Check each line for the string "изучения". Give only the count of lines that have it.

─── SUPPLIED INFORMATION

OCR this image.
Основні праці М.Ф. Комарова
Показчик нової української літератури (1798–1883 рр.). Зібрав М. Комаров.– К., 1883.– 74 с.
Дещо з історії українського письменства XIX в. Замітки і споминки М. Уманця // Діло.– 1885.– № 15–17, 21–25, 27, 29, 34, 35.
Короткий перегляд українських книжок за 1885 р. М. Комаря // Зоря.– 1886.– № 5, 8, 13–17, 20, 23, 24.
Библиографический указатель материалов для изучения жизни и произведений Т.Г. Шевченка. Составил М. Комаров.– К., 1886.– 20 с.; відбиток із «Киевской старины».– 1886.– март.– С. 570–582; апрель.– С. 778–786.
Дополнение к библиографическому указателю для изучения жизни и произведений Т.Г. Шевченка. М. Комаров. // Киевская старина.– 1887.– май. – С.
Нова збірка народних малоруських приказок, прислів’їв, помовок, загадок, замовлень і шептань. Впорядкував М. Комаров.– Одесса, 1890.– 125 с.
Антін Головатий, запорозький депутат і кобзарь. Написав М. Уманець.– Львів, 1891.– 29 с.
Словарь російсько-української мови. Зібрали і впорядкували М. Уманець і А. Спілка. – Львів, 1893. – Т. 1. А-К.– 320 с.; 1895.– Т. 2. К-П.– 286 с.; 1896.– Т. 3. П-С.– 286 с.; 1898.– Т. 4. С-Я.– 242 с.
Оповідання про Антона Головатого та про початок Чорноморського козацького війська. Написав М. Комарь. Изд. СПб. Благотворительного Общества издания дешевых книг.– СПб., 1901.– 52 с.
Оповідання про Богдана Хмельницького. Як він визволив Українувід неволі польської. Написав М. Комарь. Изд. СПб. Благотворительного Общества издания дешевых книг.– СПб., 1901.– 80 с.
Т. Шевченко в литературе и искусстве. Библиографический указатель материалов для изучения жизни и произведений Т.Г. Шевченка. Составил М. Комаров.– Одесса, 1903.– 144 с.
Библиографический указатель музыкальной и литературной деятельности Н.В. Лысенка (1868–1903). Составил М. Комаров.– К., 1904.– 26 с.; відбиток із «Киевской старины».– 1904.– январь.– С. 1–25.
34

──────

## TASK ANSWER
3